__What the task asks__: Identify the lines that contain the string "name" and report only how many there are.

--

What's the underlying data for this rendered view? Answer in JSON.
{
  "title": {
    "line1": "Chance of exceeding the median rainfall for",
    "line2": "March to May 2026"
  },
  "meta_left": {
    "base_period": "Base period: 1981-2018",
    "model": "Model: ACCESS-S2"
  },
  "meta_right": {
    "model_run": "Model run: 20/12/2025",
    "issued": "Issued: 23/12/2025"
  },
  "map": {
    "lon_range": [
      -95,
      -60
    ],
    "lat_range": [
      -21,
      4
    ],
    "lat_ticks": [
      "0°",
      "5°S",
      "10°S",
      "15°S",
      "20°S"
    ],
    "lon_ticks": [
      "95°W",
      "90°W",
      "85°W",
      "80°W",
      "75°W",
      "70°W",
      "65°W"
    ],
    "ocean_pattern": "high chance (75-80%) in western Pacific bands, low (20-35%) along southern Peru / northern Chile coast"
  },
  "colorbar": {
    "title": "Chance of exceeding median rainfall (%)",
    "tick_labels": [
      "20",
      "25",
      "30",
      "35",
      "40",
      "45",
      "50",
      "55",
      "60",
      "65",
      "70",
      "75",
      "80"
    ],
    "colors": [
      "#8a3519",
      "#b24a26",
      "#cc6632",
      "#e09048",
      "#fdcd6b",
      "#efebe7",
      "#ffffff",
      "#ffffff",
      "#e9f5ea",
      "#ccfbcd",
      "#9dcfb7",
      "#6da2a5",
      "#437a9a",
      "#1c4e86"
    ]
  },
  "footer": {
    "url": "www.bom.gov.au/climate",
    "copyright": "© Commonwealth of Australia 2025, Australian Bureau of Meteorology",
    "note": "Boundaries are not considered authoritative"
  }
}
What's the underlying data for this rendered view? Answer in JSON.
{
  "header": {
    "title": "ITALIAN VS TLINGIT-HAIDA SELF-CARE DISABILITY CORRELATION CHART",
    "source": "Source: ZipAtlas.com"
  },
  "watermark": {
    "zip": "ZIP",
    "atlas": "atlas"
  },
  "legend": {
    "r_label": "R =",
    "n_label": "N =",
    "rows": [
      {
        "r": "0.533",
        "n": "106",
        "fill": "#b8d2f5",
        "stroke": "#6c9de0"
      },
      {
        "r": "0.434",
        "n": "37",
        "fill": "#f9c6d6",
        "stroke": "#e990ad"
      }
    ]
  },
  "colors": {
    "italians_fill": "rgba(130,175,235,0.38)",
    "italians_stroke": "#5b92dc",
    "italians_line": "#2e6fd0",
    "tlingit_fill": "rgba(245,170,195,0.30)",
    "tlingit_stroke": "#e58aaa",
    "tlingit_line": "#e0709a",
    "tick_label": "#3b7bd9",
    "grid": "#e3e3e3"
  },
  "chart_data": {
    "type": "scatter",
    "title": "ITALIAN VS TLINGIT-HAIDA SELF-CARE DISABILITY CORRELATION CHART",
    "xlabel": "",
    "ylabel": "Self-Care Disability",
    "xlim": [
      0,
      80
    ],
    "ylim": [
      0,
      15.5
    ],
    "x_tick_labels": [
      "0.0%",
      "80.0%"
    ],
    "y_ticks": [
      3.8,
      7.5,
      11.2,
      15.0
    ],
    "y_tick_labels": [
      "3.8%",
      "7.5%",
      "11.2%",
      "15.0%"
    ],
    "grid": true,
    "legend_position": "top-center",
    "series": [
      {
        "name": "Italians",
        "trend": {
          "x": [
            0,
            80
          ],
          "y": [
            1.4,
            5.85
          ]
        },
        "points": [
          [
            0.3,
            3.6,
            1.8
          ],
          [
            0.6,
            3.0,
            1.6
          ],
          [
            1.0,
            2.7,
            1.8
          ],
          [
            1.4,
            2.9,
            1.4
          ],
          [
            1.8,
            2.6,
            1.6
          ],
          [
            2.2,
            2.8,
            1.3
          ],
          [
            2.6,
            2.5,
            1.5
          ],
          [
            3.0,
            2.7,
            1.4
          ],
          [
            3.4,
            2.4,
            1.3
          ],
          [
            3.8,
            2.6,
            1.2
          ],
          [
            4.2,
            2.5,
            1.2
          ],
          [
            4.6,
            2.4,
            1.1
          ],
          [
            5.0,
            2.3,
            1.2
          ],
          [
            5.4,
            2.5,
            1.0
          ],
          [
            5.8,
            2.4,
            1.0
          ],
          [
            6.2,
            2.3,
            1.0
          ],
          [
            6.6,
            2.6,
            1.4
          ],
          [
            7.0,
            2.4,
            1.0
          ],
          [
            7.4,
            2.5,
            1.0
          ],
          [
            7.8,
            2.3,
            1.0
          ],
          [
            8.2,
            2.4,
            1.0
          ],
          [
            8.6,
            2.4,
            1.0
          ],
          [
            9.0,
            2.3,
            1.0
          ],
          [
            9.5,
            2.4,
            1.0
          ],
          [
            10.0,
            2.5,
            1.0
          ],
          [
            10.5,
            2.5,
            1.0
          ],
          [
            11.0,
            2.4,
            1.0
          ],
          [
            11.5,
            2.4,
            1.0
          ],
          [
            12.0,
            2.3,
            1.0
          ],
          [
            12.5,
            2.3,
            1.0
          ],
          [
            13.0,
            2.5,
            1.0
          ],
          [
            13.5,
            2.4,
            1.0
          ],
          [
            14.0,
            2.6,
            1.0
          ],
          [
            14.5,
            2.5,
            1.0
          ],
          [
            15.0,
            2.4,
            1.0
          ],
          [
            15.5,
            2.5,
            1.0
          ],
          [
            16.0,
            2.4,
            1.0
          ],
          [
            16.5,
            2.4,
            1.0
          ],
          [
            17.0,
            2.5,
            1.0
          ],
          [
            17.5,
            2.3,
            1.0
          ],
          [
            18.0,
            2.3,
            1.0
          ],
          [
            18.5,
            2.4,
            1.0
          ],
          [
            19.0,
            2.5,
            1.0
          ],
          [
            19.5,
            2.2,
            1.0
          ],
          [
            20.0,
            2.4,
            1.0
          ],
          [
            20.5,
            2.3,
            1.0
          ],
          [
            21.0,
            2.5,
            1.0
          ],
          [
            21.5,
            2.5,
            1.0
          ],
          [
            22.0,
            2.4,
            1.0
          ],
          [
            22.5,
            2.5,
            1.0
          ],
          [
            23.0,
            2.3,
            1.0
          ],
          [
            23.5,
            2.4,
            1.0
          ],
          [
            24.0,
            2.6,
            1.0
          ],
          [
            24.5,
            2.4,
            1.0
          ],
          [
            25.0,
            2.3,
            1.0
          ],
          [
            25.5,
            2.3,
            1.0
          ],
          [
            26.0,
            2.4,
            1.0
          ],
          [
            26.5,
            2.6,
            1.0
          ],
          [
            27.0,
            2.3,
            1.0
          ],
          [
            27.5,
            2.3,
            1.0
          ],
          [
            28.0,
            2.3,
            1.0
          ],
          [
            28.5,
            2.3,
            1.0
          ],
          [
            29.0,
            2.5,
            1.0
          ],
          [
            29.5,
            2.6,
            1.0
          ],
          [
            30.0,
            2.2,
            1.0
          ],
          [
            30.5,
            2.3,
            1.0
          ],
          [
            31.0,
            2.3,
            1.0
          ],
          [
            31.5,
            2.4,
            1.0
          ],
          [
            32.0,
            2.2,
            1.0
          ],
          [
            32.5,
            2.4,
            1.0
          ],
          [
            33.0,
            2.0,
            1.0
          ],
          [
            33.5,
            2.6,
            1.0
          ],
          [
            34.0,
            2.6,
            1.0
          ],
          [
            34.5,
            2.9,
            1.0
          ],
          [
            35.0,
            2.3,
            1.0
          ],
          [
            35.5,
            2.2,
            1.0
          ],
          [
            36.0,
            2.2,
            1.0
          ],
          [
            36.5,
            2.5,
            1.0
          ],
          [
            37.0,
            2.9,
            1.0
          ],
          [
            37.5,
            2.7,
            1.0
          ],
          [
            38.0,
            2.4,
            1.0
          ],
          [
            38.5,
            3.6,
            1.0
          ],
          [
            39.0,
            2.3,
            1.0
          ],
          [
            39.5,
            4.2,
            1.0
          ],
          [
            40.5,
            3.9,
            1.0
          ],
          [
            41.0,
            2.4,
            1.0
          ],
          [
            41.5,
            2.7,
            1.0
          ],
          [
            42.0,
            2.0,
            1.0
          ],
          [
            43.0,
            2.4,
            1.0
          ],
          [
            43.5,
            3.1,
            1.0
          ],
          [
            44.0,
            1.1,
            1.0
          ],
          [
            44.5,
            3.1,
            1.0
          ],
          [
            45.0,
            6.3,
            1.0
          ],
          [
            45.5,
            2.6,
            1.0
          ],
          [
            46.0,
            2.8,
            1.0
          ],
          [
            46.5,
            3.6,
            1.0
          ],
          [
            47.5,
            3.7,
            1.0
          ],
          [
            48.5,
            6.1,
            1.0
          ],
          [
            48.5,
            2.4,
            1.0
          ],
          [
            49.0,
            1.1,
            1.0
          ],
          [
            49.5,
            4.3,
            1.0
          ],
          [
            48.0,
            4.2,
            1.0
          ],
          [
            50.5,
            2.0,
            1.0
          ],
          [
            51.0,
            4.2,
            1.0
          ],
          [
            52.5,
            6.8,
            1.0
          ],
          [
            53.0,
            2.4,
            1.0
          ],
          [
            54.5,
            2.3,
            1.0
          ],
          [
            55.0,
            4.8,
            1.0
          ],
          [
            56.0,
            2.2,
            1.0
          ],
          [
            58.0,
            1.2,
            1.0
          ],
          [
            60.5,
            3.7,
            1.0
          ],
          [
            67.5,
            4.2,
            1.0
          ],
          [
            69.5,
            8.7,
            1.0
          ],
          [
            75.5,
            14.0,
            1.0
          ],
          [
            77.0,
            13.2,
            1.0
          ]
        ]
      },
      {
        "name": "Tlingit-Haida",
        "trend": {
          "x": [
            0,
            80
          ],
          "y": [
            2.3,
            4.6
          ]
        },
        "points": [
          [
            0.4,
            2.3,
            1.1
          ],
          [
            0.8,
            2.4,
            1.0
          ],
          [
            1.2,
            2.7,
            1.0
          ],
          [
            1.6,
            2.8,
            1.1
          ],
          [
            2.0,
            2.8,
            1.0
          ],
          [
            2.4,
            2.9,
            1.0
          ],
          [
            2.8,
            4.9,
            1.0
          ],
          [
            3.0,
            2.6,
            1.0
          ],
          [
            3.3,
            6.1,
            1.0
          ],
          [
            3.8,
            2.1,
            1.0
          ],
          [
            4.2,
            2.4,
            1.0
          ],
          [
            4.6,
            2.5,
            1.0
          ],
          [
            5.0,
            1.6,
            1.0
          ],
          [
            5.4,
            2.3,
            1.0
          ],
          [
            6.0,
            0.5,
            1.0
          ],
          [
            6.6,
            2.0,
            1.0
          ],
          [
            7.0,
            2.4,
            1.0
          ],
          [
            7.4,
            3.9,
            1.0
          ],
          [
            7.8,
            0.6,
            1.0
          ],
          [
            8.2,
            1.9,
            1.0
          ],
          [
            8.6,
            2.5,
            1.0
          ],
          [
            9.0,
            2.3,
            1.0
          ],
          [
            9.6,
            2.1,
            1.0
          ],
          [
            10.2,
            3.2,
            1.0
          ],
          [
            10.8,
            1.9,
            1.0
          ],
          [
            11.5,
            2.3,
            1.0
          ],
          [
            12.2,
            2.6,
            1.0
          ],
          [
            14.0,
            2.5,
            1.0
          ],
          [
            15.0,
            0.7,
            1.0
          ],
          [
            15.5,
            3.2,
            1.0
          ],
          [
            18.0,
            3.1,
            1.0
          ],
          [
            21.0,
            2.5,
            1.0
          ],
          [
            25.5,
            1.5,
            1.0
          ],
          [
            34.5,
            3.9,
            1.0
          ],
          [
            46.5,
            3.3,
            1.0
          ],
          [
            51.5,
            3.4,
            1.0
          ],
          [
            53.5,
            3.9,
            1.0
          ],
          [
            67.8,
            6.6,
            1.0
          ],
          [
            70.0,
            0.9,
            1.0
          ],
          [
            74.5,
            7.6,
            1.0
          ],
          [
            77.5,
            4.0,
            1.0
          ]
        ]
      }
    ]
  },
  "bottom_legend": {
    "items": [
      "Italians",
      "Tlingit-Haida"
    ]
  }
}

--

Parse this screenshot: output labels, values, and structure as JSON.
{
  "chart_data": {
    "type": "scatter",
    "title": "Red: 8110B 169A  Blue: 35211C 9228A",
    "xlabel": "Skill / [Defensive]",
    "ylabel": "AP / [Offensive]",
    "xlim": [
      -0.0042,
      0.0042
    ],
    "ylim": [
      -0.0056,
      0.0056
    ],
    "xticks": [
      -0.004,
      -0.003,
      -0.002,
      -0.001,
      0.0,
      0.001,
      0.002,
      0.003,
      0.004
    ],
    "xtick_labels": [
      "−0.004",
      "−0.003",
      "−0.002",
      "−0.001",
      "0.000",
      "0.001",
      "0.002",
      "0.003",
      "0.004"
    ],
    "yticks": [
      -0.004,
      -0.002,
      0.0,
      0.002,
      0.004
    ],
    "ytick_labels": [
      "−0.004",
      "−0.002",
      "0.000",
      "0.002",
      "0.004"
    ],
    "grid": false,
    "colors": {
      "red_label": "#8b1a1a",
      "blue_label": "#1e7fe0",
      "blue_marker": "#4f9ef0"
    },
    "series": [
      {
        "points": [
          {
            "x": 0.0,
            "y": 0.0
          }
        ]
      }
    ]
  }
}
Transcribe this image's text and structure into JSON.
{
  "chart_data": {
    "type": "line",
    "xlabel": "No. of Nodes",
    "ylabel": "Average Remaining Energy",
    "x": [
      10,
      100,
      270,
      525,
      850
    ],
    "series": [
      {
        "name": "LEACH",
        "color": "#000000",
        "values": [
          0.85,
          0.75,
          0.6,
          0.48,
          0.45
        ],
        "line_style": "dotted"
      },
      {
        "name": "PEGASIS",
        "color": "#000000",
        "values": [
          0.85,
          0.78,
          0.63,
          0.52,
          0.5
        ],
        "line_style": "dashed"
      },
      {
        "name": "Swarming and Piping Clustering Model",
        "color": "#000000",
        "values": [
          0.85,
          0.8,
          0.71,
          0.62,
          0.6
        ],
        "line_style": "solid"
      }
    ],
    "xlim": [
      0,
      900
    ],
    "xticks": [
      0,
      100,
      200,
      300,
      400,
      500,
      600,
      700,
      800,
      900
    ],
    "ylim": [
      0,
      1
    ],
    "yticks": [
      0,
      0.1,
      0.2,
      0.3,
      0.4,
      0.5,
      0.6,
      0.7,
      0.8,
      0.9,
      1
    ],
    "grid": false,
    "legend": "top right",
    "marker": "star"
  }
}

--

__Solution to this task__: 5